MATERIAL FOR THIS TASK:

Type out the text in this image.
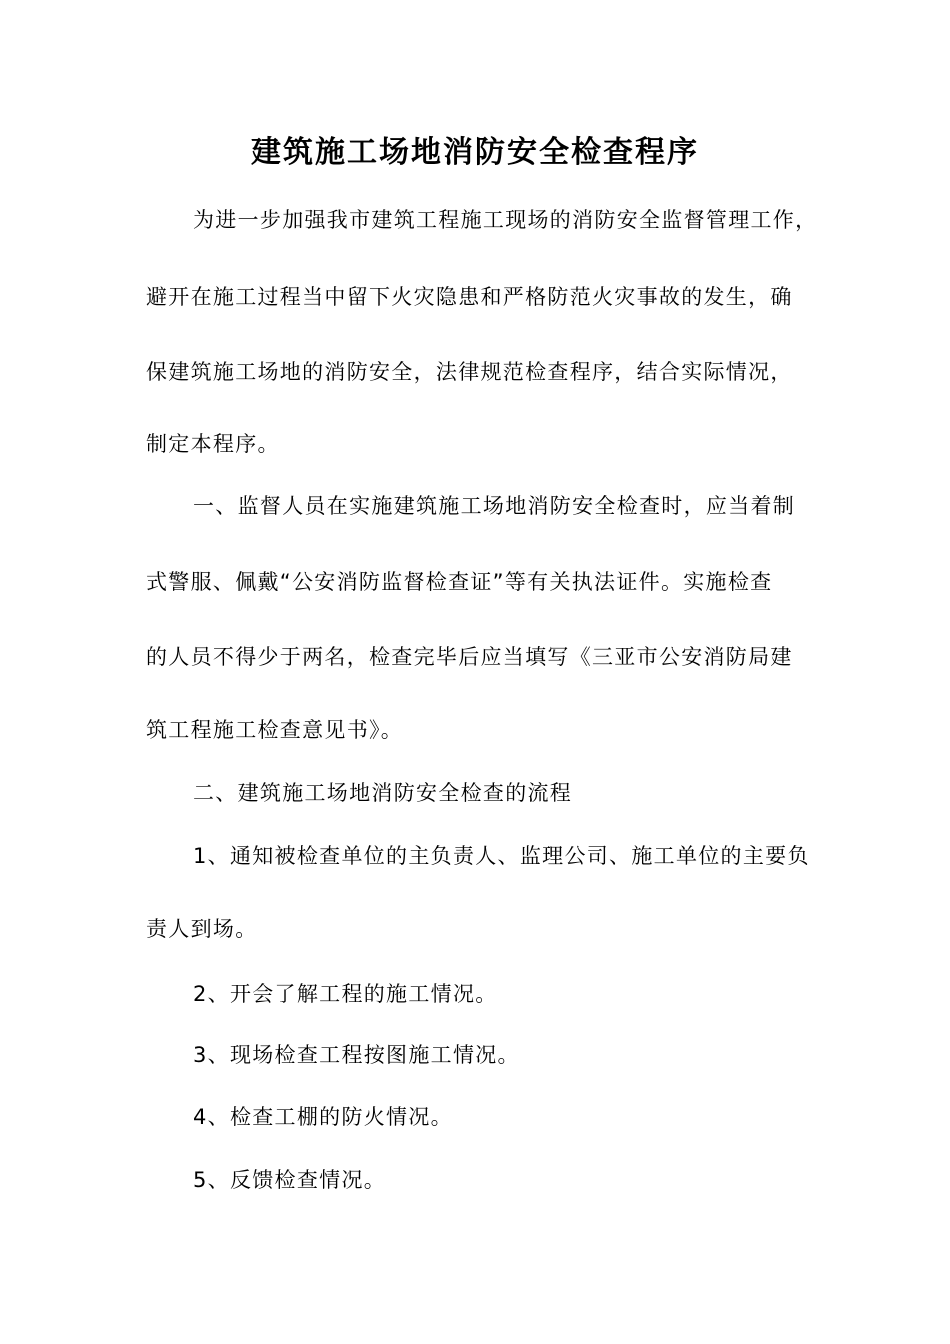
建筑施工场地消防安全检查程序
为进一步加强我市建筑工程施工现场的消防安全监督管理工作，
避开在施工过程当中留下火灾隐患和严格防范火灾事故的发生，确
保建筑施工场地的消防安全，法律规范检查程序，结合实际情况，
制定本程序。
一、监督人员在实施建筑施工场地消防安全检查时，应当着制
式警服、佩戴“公安消防监督检查证”等有关执法证件。实施检查
的人员不得少于两名，检查完毕后应当填写《三亚市公安消防局建
筑工程施工检查意见书》。
二、建筑施工场地消防安全检查的流程
1、通知被检查单位的主负责人、监理公司、施工单位的主要负
责人到场。
2、开会了解工程的施工情况。
3、现场检查工程按图施工情况。
4、检查工棚的防火情况。
5、反馈检查情况。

EXERCISE DIRECTIONS:
Repeat the preceding records precisely, and leave every picture out of the copy.

FULL OUTPUT:
Type out the text in this image.
建筑施工场地消防安全检查程序
为进一步加强我市建筑工程施工现场的消防安全监督管理工作，
避开在施工过程当中留下火灾隐患和严格防范火灾事故的发生，确
保建筑施工场地的消防安全，法律规范检查程序，结合实际情况，
制定本程序。
一、监督人员在实施建筑施工场地消防安全检查时，应当着制
式警服、佩戴“公安消防监督检查证”等有关执法证件。实施检查
的人员不得少于两名，检查完毕后应当填写《三亚市公安消防局建
筑工程施工检查意见书》。
二、建筑施工场地消防安全检查的流程
1、通知被检查单位的主负责人、监理公司、施工单位的主要负
责人到场。
2、开会了解工程的施工情况。
3、现场检查工程按图施工情况。
4、检查工棚的防火情况。
5、反馈检查情况。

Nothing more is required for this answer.